- Written instruction
Transcribe the whole listing without a single picture.

(Stored dataset items)
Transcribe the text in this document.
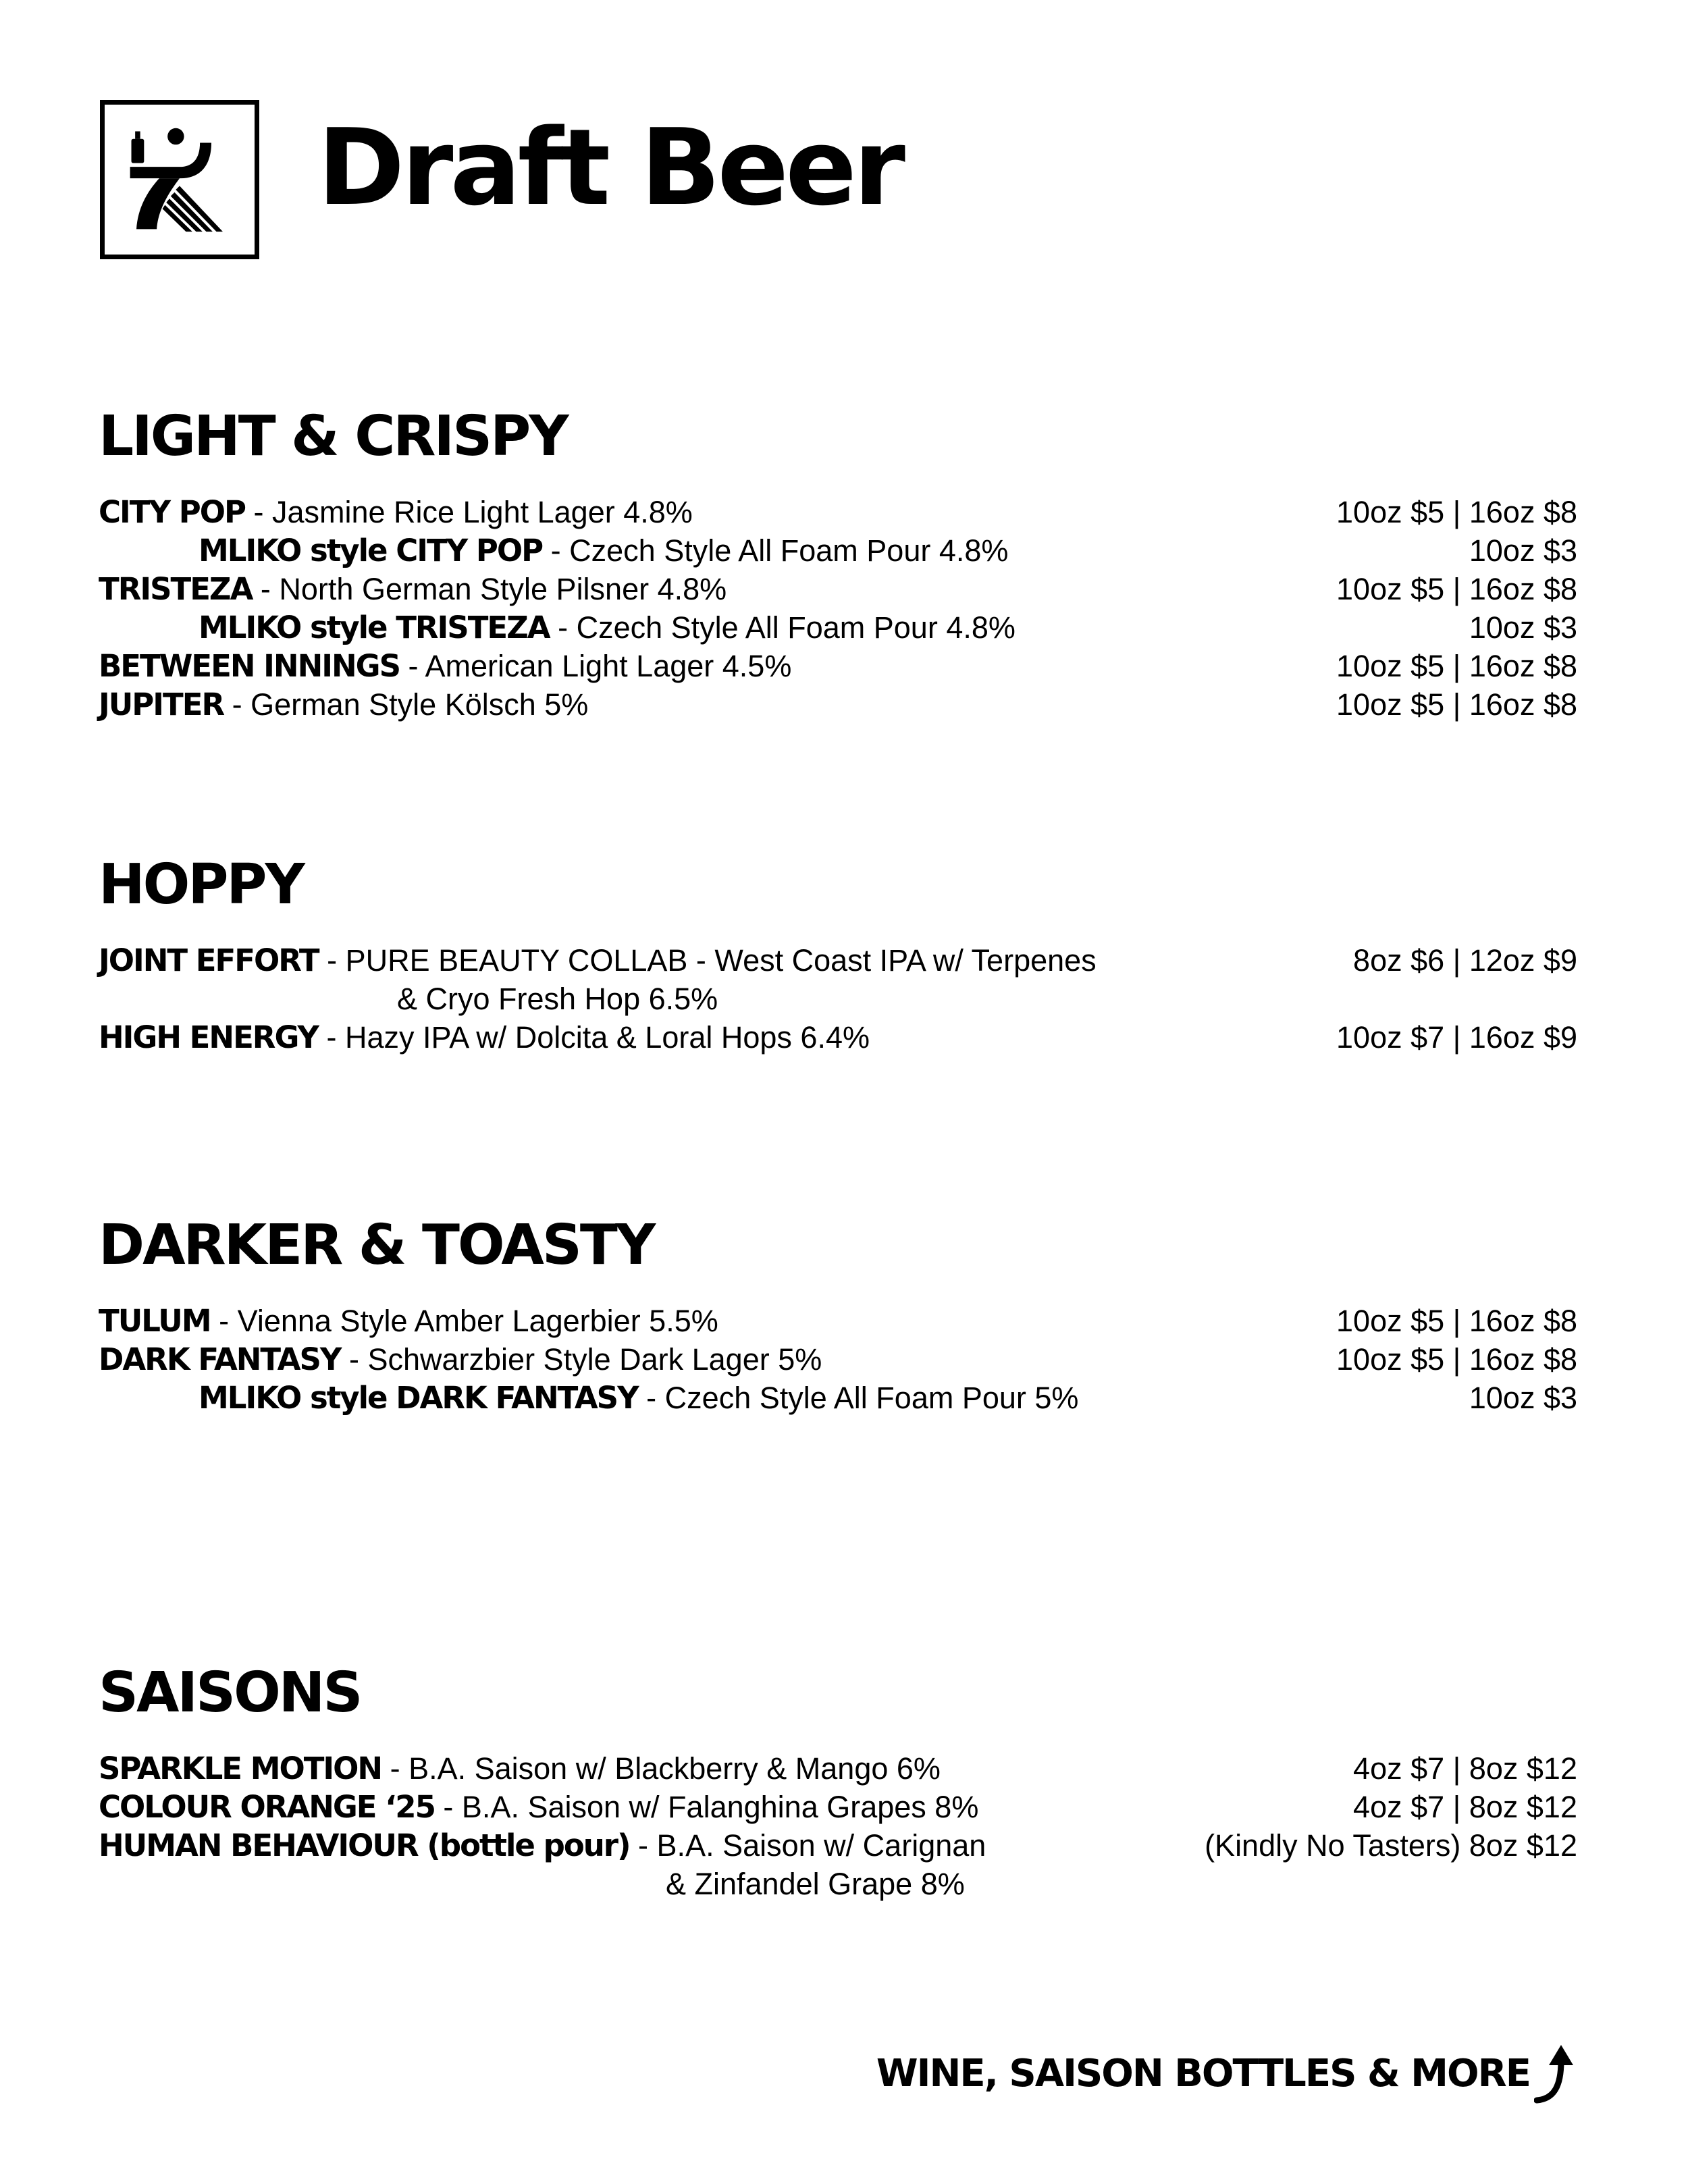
Draft Beer
LIGHT & CRISPY
CITY POP - Jasmine Rice Light Lager 4.8%	10oz $5 | 16oz $8
MLIKO style CITY POP - Czech Style All Foam Pour 4.8%	10oz $3
TRISTEZA - North German Style Pilsner 4.8%	10oz $5 | 16oz $8
MLIKO style TRISTEZA - Czech Style All Foam Pour 4.8%	10oz $3
BETWEEN INNINGS - American Light Lager 4.5%	10oz $5 | 16oz $8
JUPITER - German Style Kölsch 5%	10oz $5 | 16oz $8
HOPPY
JOINT EFFORT - PURE BEAUTY COLLAB - West Coast IPA w/ Terpenes
& Cryo Fresh Hop 6.5%
8oz $6 | 12oz $9
HIGH ENERGY - Hazy IPA w/ Dolcita & Loral Hops 6.4%	10oz $7 | 16oz $9
DARKER & TOASTY
TULUM - Vienna Style Amber Lagerbier 5.5%	10oz $5 | 16oz $8
DARK FANTASY - Schwarzbier Style Dark Lager 5%	10oz $5 | 16oz $8
MLIKO style DARK FANTASY - Czech Style All Foam Pour 5%	10oz $3
SAISONS
SPARKLE MOTION - B.A. Saison w/ Blackberry & Mango 6%	4oz $7 | 8oz $12
COLOUR ORANGE ‘25 - B.A. Saison w/ Falanghina Grapes 8%	4oz $7 | 8oz $12
HUMAN BEHAVIOUR (bottle pour) - B.A. Saison w/ Carignan
& Zinfandel Grape 8%
(Kindly No Tasters) 8oz $12
WINE, SAISON BOTTLES & MORE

- Output of the task
Transcribe the text in this document.
Draft Beer
LIGHT & CRISPY
CITY POP - Jasmine Rice Light Lager 4.8%	10oz $5 | 16oz $8
MLIKO style CITY POP - Czech Style All Foam Pour 4.8%	10oz $3
TRISTEZA - North German Style Pilsner 4.8%	10oz $5 | 16oz $8
MLIKO style TRISTEZA - Czech Style All Foam Pour 4.8%	10oz $3
BETWEEN INNINGS - American Light Lager 4.5%	10oz $5 | 16oz $8
JUPITER - German Style Kölsch 5%	10oz $5 | 16oz $8
HOPPY
JOINT EFFORT - PURE BEAUTY COLLAB - West Coast IPA w/ Terpenes
& Cryo Fresh Hop 6.5%
8oz $6 | 12oz $9
HIGH ENERGY - Hazy IPA w/ Dolcita & Loral Hops 6.4%	10oz $7 | 16oz $9
DARKER & TOASTY
TULUM - Vienna Style Amber Lagerbier 5.5%	10oz $5 | 16oz $8
DARK FANTASY - Schwarzbier Style Dark Lager 5%	10oz $5 | 16oz $8
MLIKO style DARK FANTASY - Czech Style All Foam Pour 5%	10oz $3
SAISONS
SPARKLE MOTION - B.A. Saison w/ Blackberry & Mango 6%	4oz $7 | 8oz $12
COLOUR ORANGE ‘25 - B.A. Saison w/ Falanghina Grapes 8%	4oz $7 | 8oz $12
HUMAN BEHAVIOUR (bottle pour) - B.A. Saison w/ Carignan
& Zinfandel Grape 8%
(Kindly No Tasters) 8oz $12
WINE, SAISON BOTTLES & MORE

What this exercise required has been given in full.